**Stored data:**
>>>>>

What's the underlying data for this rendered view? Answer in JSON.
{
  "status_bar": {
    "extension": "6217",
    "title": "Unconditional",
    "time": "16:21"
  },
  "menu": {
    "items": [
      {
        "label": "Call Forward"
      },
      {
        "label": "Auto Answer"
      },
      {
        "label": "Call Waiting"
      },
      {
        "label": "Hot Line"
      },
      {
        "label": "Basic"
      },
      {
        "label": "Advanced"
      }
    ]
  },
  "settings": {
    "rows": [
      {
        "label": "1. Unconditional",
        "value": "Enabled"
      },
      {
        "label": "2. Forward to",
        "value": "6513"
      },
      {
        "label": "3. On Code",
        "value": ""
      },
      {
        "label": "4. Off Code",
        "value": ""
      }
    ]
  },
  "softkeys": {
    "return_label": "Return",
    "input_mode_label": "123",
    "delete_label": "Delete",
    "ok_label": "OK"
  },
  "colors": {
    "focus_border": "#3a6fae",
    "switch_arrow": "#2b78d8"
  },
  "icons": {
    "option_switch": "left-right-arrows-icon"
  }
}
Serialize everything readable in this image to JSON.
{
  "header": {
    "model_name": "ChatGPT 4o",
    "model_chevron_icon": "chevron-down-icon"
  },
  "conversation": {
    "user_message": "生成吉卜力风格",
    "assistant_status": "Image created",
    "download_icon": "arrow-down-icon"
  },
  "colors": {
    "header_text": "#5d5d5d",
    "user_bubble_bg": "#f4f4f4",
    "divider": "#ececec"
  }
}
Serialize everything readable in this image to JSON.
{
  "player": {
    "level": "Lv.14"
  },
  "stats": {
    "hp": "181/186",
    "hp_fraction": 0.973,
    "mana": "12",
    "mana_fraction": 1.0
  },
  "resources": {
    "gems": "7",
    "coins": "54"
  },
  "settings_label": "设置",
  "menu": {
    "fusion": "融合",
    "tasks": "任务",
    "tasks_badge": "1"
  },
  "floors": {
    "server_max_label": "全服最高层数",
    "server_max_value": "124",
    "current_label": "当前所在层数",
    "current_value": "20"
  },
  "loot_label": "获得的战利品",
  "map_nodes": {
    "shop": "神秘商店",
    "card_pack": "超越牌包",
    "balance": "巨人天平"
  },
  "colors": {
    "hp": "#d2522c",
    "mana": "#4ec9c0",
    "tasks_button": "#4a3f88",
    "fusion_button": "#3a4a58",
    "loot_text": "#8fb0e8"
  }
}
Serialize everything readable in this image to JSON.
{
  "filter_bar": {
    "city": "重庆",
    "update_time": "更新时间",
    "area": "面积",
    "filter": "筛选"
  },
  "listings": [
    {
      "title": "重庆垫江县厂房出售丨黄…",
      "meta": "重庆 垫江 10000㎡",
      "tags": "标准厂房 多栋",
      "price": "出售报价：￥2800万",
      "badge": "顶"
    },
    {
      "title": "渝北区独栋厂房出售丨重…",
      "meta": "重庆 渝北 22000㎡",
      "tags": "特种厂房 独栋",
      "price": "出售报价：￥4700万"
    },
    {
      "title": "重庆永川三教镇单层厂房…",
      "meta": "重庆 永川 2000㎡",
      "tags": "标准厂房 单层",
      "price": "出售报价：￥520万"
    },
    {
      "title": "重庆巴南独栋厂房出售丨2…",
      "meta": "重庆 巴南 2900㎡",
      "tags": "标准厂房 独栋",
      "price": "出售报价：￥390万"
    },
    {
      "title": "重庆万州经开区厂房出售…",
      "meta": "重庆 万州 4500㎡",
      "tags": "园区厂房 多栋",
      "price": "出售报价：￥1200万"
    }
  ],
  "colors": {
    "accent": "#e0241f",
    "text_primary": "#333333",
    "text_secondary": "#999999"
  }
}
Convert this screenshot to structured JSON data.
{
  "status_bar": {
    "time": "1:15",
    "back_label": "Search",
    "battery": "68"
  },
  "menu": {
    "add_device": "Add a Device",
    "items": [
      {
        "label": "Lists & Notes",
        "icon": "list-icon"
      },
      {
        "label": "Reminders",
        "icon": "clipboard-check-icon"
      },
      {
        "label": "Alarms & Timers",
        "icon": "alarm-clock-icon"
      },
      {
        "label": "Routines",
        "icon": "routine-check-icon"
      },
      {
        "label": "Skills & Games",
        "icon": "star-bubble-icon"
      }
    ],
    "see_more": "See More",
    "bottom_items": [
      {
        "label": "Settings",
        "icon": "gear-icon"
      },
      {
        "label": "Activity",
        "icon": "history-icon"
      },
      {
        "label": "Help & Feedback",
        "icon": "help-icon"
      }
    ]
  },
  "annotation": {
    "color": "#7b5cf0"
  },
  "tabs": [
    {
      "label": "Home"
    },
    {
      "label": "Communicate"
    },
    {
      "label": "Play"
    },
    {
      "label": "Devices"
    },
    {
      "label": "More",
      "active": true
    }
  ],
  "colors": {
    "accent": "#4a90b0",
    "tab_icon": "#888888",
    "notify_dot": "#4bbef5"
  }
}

<<<<<

**Aim of the task:**
Your task is to quote all of the data word for word.

**Exercise response:**
What's the underlying data for this rendered view? Answer in JSON.
{
  "status_bar": {
    "extension": "6217",
    "title": "Unconditional",
    "time": "16:21"
  },
  "menu": {
    "items": [
      {
        "label": "Call Forward"
      },
      {
        "label": "Auto Answer"
      },
      {
        "label": "Call Waiting"
      },
      {
        "label": "Hot Line"
      },
      {
        "label": "Basic"
      },
      {
        "label": "Advanced"
      }
    ]
  },
  "settings": {
    "rows": [
      {
        "label": "1. Unconditional",
        "value": "Enabled"
      },
      {
        "label": "2. Forward to",
        "value": "6513"
      },
      {
        "label": "3. On Code",
        "value": ""
      },
      {
        "label": "4. Off Code",
        "value": ""
      }
    ]
  },
  "softkeys": {
    "return_label": "Return",
    "input_mode_label": "123",
    "delete_label": "Delete",
    "ok_label": "OK"
  },
  "colors": {
    "focus_border": "#3a6fae",
    "switch_arrow": "#2b78d8"
  },
  "icons": {
    "option_switch": "left-right-arrows-icon"
  }
}
Serialize everything readable in this image to JSON.
{
  "header": {
    "model_name": "ChatGPT 4o",
    "model_chevron_icon": "chevron-down-icon"
  },
  "conversation": {
    "user_message": "生成吉卜力风格",
    "assistant_status": "Image created",
    "download_icon": "arrow-down-icon"
  },
  "colors": {
    "header_text": "#5d5d5d",
    "user_bubble_bg": "#f4f4f4",
    "divider": "#ececec"
  }
}
Serialize everything readable in this image to JSON.
{
  "player": {
    "level": "Lv.14"
  },
  "stats": {
    "hp": "181/186",
    "hp_fraction": 0.973,
    "mana": "12",
    "mana_fraction": 1.0
  },
  "resources": {
    "gems": "7",
    "coins": "54"
  },
  "settings_label": "设置",
  "menu": {
    "fusion": "融合",
    "tasks": "任务",
    "tasks_badge": "1"
  },
  "floors": {
    "server_max_label": "全服最高层数",
    "server_max_value": "124",
    "current_label": "当前所在层数",
    "current_value": "20"
  },
  "loot_label": "获得的战利品",
  "map_nodes": {
    "shop": "神秘商店",
    "card_pack": "超越牌包",
    "balance": "巨人天平"
  },
  "colors": {
    "hp": "#d2522c",
    "mana": "#4ec9c0",
    "tasks_button": "#4a3f88",
    "fusion_button": "#3a4a58",
    "loot_text": "#8fb0e8"
  }
}
Serialize everything readable in this image to JSON.
{
  "filter_bar": {
    "city": "重庆",
    "update_time": "更新时间",
    "area": "面积",
    "filter": "筛选"
  },
  "listings": [
    {
      "title": "重庆垫江县厂房出售丨黄…",
      "meta": "重庆 垫江 10000㎡",
      "tags": "标准厂房 多栋",
      "price": "出售报价：￥2800万",
      "badge": "顶"
    },
    {
      "title": "渝北区独栋厂房出售丨重…",
      "meta": "重庆 渝北 22000㎡",
      "tags": "特种厂房 独栋",
      "price": "出售报价：￥4700万"
    },
    {
      "title": "重庆永川三教镇单层厂房…",
      "meta": "重庆 永川 2000㎡",
      "tags": "标准厂房 单层",
      "price": "出售报价：￥520万"
    },
    {
      "title": "重庆巴南独栋厂房出售丨2…",
      "meta": "重庆 巴南 2900㎡",
      "tags": "标准厂房 独栋",
      "price": "出售报价：￥390万"
    },
    {
      "title": "重庆万州经开区厂房出售…",
      "meta": "重庆 万州 4500㎡",
      "tags": "园区厂房 多栋",
      "price": "出售报价：￥1200万"
    }
  ],
  "colors": {
    "accent": "#e0241f",
    "text_primary": "#333333",
    "text_secondary": "#999999"
  }
}
Convert this screenshot to structured JSON data.
{
  "status_bar": {
    "time": "1:15",
    "back_label": "Search",
    "battery": "68"
  },
  "menu": {
    "add_device": "Add a Device",
    "items": [
      {
        "label": "Lists & Notes",
        "icon": "list-icon"
      },
      {
        "label": "Reminders",
        "icon": "clipboard-check-icon"
      },
      {
        "label": "Alarms & Timers",
        "icon": "alarm-clock-icon"
      },
      {
        "label": "Routines",
        "icon": "routine-check-icon"
      },
      {
        "label": "Skills & Games",
        "icon": "star-bubble-icon"
      }
    ],
    "see_more": "See More",
    "bottom_items": [
      {
        "label": "Settings",
        "icon": "gear-icon"
      },
      {
        "label": "Activity",
        "icon": "history-icon"
      },
      {
        "label": "Help & Feedback",
        "icon": "help-icon"
      }
    ]
  },
  "annotation": {
    "color": "#7b5cf0"
  },
  "tabs": [
    {
      "label": "Home"
    },
    {
      "label": "Communicate"
    },
    {
      "label": "Play"
    },
    {
      "label": "Devices"
    },
    {
      "label": "More",
      "active": true
    }
  ],
  "colors": {
    "accent": "#4a90b0",
    "tab_icon": "#888888",
    "notify_dot": "#4bbef5"
  }
}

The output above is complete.